* Given request *
Only the number is wanted: how many lines contain "œuvre"?

··· Entries shown ···

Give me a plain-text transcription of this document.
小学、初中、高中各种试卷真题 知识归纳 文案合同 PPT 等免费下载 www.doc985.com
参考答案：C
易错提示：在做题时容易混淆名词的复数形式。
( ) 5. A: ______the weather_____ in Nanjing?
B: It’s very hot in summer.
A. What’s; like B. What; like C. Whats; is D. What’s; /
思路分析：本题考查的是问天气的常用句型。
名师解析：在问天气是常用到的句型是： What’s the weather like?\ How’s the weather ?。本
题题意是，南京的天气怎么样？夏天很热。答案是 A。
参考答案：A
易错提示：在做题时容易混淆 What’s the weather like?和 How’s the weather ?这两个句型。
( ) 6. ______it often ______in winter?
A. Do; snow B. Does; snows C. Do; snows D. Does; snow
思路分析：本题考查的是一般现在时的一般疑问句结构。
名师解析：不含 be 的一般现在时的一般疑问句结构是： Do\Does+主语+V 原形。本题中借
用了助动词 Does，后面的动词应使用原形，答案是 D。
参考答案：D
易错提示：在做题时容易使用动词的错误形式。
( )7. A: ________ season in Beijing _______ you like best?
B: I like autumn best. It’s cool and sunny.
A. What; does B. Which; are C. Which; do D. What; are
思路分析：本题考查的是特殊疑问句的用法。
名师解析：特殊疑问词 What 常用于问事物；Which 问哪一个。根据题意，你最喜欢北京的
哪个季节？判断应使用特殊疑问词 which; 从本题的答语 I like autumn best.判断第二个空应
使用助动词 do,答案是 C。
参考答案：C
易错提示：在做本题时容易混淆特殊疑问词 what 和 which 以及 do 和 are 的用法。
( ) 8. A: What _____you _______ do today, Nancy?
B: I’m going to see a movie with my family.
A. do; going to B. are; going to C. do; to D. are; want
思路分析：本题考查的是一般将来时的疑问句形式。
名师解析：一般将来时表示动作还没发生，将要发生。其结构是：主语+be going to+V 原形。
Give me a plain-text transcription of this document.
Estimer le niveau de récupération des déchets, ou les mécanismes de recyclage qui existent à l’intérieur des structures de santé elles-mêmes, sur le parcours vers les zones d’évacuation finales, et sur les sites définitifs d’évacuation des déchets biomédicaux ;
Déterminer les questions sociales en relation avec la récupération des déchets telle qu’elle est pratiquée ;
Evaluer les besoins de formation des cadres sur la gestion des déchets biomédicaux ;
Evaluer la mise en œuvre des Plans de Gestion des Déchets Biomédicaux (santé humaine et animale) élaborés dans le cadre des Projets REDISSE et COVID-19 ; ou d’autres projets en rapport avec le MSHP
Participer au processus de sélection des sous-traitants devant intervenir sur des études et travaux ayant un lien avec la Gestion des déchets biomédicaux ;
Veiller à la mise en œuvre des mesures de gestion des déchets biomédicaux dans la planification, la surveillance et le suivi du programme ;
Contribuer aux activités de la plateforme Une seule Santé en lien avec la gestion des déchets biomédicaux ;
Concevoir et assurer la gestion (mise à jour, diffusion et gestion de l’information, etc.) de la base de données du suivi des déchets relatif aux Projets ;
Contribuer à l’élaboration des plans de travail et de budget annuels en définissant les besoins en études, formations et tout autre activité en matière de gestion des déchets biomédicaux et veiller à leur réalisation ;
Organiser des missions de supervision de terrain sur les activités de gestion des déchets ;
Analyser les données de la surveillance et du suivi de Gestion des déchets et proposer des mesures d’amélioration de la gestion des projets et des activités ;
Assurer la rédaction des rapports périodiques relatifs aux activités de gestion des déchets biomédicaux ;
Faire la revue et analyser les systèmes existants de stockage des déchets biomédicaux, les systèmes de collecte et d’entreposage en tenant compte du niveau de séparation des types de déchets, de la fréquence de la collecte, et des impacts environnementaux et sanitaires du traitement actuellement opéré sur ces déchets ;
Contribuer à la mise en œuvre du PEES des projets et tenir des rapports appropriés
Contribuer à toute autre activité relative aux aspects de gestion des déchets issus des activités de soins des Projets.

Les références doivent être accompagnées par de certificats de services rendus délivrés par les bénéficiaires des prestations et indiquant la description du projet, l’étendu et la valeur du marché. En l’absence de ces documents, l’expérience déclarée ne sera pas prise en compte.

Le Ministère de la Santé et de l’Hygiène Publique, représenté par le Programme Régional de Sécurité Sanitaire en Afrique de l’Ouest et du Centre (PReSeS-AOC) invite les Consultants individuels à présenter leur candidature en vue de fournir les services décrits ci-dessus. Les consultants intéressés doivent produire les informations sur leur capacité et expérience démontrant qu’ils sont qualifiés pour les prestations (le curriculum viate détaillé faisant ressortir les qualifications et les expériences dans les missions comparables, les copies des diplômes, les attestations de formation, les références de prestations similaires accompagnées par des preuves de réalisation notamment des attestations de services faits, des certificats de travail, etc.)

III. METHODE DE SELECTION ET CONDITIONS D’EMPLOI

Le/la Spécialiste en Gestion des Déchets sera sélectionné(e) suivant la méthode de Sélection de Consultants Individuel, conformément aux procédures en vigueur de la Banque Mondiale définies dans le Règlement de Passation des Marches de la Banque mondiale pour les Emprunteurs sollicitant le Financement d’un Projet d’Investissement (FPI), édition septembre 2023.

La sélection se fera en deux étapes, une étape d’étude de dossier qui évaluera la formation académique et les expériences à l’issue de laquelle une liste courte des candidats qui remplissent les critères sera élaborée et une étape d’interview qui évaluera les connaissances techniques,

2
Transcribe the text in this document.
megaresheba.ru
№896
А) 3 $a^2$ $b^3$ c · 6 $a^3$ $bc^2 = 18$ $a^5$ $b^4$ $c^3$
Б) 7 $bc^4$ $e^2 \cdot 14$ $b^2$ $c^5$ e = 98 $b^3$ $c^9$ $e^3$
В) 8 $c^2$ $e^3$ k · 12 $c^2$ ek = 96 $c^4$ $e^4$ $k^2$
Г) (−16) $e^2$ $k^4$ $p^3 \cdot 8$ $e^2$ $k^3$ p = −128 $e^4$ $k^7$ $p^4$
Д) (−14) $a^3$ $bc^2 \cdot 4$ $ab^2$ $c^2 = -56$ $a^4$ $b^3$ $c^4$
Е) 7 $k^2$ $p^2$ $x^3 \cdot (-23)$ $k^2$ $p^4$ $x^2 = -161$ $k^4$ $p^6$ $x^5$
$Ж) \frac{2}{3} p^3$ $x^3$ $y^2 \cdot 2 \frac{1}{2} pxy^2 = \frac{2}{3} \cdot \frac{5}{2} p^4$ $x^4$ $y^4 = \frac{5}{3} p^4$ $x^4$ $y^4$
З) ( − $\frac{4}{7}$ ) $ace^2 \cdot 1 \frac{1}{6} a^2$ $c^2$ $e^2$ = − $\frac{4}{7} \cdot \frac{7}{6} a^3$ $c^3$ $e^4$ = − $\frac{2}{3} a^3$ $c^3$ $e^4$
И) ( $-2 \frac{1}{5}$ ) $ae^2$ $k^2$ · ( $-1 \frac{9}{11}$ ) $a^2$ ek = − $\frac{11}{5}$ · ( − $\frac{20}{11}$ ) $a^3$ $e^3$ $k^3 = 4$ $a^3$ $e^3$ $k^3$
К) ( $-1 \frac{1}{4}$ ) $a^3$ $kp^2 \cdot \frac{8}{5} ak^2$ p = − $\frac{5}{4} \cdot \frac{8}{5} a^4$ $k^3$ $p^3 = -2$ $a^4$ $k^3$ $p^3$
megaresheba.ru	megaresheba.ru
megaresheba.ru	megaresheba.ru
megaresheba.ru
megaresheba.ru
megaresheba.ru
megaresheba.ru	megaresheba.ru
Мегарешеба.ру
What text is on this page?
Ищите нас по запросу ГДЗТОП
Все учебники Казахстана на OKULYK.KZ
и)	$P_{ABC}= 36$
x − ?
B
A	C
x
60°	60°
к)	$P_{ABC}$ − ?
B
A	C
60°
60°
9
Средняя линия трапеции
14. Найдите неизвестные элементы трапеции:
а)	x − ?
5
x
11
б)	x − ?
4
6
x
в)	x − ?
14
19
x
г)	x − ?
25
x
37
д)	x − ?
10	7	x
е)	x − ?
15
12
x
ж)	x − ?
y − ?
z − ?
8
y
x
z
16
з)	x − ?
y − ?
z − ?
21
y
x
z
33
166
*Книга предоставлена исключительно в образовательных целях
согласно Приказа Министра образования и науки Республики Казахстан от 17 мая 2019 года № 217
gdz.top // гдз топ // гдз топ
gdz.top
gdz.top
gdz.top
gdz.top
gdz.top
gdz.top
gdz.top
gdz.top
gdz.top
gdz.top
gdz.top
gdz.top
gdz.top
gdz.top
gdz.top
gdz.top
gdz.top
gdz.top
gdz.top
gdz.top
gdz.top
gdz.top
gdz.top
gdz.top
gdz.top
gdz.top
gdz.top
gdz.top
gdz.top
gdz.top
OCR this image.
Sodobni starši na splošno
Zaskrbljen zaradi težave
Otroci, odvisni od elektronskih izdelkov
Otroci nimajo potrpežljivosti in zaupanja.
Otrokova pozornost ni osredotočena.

···

* Exercise solution *
3